__Stated problem__
Set down the full listing exactly, character for character.

─── Records supplied ───

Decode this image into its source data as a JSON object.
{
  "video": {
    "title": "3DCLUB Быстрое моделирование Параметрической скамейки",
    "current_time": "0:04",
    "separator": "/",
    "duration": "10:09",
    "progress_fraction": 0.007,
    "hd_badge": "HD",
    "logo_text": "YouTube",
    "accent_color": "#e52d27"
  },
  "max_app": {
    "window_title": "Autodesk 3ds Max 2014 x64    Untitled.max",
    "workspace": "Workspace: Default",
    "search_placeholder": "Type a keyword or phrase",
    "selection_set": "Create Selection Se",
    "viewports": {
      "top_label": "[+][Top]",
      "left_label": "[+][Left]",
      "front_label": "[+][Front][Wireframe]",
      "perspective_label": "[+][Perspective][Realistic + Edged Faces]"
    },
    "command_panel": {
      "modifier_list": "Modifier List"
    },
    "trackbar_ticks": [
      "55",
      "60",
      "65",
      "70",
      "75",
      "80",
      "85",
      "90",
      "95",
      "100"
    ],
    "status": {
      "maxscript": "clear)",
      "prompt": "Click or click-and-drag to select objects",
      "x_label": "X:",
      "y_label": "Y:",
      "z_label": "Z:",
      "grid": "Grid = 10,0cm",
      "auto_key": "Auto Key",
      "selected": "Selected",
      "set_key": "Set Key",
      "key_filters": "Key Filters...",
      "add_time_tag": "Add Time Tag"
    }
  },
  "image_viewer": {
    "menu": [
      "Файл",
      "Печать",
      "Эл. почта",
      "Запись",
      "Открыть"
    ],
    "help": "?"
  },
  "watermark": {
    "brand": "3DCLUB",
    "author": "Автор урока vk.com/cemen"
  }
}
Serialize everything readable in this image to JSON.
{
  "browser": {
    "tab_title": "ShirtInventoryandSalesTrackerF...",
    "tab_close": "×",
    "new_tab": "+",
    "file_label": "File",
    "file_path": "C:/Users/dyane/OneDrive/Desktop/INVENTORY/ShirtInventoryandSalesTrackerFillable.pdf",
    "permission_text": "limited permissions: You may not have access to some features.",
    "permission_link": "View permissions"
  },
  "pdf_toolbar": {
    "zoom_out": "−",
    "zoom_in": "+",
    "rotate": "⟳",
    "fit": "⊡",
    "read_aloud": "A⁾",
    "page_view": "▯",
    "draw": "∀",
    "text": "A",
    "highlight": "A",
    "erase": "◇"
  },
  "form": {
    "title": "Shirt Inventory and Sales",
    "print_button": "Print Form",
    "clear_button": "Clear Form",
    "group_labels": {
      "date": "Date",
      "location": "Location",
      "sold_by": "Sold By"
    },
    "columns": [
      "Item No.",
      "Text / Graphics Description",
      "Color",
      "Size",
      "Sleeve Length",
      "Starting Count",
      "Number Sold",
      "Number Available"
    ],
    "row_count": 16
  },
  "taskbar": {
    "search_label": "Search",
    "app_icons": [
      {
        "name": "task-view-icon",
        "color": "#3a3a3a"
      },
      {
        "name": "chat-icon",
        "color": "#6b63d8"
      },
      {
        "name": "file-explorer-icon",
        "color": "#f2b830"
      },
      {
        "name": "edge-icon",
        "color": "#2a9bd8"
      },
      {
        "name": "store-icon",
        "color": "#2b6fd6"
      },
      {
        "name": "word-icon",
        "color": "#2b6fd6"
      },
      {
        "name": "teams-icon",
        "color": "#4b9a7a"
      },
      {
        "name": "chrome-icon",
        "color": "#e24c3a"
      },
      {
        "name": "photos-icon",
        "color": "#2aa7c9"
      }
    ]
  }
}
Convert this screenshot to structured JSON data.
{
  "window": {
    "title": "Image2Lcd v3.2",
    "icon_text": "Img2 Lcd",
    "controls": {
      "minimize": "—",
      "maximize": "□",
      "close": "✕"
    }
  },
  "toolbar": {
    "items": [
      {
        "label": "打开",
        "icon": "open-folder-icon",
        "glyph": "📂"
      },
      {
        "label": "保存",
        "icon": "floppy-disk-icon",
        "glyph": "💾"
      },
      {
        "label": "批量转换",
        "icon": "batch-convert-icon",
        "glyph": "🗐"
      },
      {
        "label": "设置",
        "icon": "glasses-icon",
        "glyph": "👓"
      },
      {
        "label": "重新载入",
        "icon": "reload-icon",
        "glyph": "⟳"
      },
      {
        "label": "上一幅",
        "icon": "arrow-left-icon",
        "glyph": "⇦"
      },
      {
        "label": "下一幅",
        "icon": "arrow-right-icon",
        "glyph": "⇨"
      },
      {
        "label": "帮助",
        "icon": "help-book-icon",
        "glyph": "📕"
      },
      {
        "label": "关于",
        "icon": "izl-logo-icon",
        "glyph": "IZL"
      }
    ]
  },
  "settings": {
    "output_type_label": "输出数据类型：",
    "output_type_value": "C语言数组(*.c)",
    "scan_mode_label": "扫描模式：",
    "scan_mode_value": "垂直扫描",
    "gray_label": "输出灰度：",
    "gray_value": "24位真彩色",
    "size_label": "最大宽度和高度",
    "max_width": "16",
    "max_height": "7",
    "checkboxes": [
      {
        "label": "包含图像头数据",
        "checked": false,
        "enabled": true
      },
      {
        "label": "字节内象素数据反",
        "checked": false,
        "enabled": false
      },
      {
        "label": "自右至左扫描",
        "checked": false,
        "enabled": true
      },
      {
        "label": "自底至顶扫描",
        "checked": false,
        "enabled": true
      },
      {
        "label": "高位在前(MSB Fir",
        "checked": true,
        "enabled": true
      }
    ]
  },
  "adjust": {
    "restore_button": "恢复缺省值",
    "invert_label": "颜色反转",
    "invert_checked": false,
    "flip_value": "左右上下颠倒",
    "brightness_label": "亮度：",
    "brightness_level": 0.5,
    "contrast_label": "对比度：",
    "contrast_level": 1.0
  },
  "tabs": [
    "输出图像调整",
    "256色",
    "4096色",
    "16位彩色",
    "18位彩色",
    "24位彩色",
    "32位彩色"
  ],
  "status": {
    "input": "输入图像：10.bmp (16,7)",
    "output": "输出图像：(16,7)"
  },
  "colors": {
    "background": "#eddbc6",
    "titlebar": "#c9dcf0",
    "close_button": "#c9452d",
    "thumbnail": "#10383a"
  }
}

───

__Full solution__
Decode this image into its source data as a JSON object.
{
  "video": {
    "title": "3DCLUB Быстрое моделирование Параметрической скамейки",
    "current_time": "0:04",
    "separator": "/",
    "duration": "10:09",
    "progress_fraction": 0.007,
    "hd_badge": "HD",
    "logo_text": "YouTube",
    "accent_color": "#e52d27"
  },
  "max_app": {
    "window_title": "Autodesk 3ds Max 2014 x64    Untitled.max",
    "workspace": "Workspace: Default",
    "search_placeholder": "Type a keyword or phrase",
    "selection_set": "Create Selection Se",
    "viewports": {
      "top_label": "[+][Top]",
      "left_label": "[+][Left]",
      "front_label": "[+][Front][Wireframe]",
      "perspective_label": "[+][Perspective][Realistic + Edged Faces]"
    },
    "command_panel": {
      "modifier_list": "Modifier List"
    },
    "trackbar_ticks": [
      "55",
      "60",
      "65",
      "70",
      "75",
      "80",
      "85",
      "90",
      "95",
      "100"
    ],
    "status": {
      "maxscript": "clear)",
      "prompt": "Click or click-and-drag to select objects",
      "x_label": "X:",
      "y_label": "Y:",
      "z_label": "Z:",
      "grid": "Grid = 10,0cm",
      "auto_key": "Auto Key",
      "selected": "Selected",
      "set_key": "Set Key",
      "key_filters": "Key Filters...",
      "add_time_tag": "Add Time Tag"
    }
  },
  "image_viewer": {
    "menu": [
      "Файл",
      "Печать",
      "Эл. почта",
      "Запись",
      "Открыть"
    ],
    "help": "?"
  },
  "watermark": {
    "brand": "3DCLUB",
    "author": "Автор урока vk.com/cemen"
  }
}
Serialize everything readable in this image to JSON.
{
  "browser": {
    "tab_title": "ShirtInventoryandSalesTrackerF...",
    "tab_close": "×",
    "new_tab": "+",
    "file_label": "File",
    "file_path": "C:/Users/dyane/OneDrive/Desktop/INVENTORY/ShirtInventoryandSalesTrackerFillable.pdf",
    "permission_text": "limited permissions: You may not have access to some features.",
    "permission_link": "View permissions"
  },
  "pdf_toolbar": {
    "zoom_out": "−",
    "zoom_in": "+",
    "rotate": "⟳",
    "fit": "⊡",
    "read_aloud": "A⁾",
    "page_view": "▯",
    "draw": "∀",
    "text": "A",
    "highlight": "A",
    "erase": "◇"
  },
  "form": {
    "title": "Shirt Inventory and Sales",
    "print_button": "Print Form",
    "clear_button": "Clear Form",
    "group_labels": {
      "date": "Date",
      "location": "Location",
      "sold_by": "Sold By"
    },
    "columns": [
      "Item No.",
      "Text / Graphics Description",
      "Color",
      "Size",
      "Sleeve Length",
      "Starting Count",
      "Number Sold",
      "Number Available"
    ],
    "row_count": 16
  },
  "taskbar": {
    "search_label": "Search",
    "app_icons": [
      {
        "name": "task-view-icon",
        "color": "#3a3a3a"
      },
      {
        "name": "chat-icon",
        "color": "#6b63d8"
      },
      {
        "name": "file-explorer-icon",
        "color": "#f2b830"
      },
      {
        "name": "edge-icon",
        "color": "#2a9bd8"
      },
      {
        "name": "store-icon",
        "color": "#2b6fd6"
      },
      {
        "name": "word-icon",
        "color": "#2b6fd6"
      },
      {
        "name": "teams-icon",
        "color": "#4b9a7a"
      },
      {
        "name": "chrome-icon",
        "color": "#e24c3a"
      },
      {
        "name": "photos-icon",
        "color": "#2aa7c9"
      }
    ]
  }
}
Convert this screenshot to structured JSON data.
{
  "window": {
    "title": "Image2Lcd v3.2",
    "icon_text": "Img2 Lcd",
    "controls": {
      "minimize": "—",
      "maximize": "□",
      "close": "✕"
    }
  },
  "toolbar": {
    "items": [
      {
        "label": "打开",
        "icon": "open-folder-icon",
        "glyph": "📂"
      },
      {
        "label": "保存",
        "icon": "floppy-disk-icon",
        "glyph": "💾"
      },
      {
        "label": "批量转换",
        "icon": "batch-convert-icon",
        "glyph": "🗐"
      },
      {
        "label": "设置",
        "icon": "glasses-icon",
        "glyph": "👓"
      },
      {
        "label": "重新载入",
        "icon": "reload-icon",
        "glyph": "⟳"
      },
      {
        "label": "上一幅",
        "icon": "arrow-left-icon",
        "glyph": "⇦"
      },
      {
        "label": "下一幅",
        "icon": "arrow-right-icon",
        "glyph": "⇨"
      },
      {
        "label": "帮助",
        "icon": "help-book-icon",
        "glyph": "📕"
      },
      {
        "label": "关于",
        "icon": "izl-logo-icon",
        "glyph": "IZL"
      }
    ]
  },
  "settings": {
    "output_type_label": "输出数据类型：",
    "output_type_value": "C语言数组(*.c)",
    "scan_mode_label": "扫描模式：",
    "scan_mode_value": "垂直扫描",
    "gray_label": "输出灰度：",
    "gray_value": "24位真彩色",
    "size_label": "最大宽度和高度",
    "max_width": "16",
    "max_height": "7",
    "checkboxes": [
      {
        "label": "包含图像头数据",
        "checked": false,
        "enabled": true
      },
      {
        "label": "字节内象素数据反",
        "checked": false,
        "enabled": false
      },
      {
        "label": "自右至左扫描",
        "checked": false,
        "enabled": true
      },
      {
        "label": "自底至顶扫描",
        "checked": false,
        "enabled": true
      },
      {
        "label": "高位在前(MSB Fir",
        "checked": true,
        "enabled": true
      }
    ]
  },
  "adjust": {
    "restore_button": "恢复缺省值",
    "invert_label": "颜色反转",
    "invert_checked": false,
    "flip_value": "左右上下颠倒",
    "brightness_label": "亮度：",
    "brightness_level": 0.5,
    "contrast_label": "对比度：",
    "contrast_level": 1.0
  },
  "tabs": [
    "输出图像调整",
    "256色",
    "4096色",
    "16位彩色",
    "18位彩色",
    "24位彩色",
    "32位彩色"
  ],
  "status": {
    "input": "输入图像：10.bmp (16,7)",
    "output": "输出图像：(16,7)"
  },
  "colors": {
    "background": "#eddbc6",
    "titlebar": "#c9dcf0",
    "close_button": "#c9452d",
    "thumbnail": "#10383a"
  }
}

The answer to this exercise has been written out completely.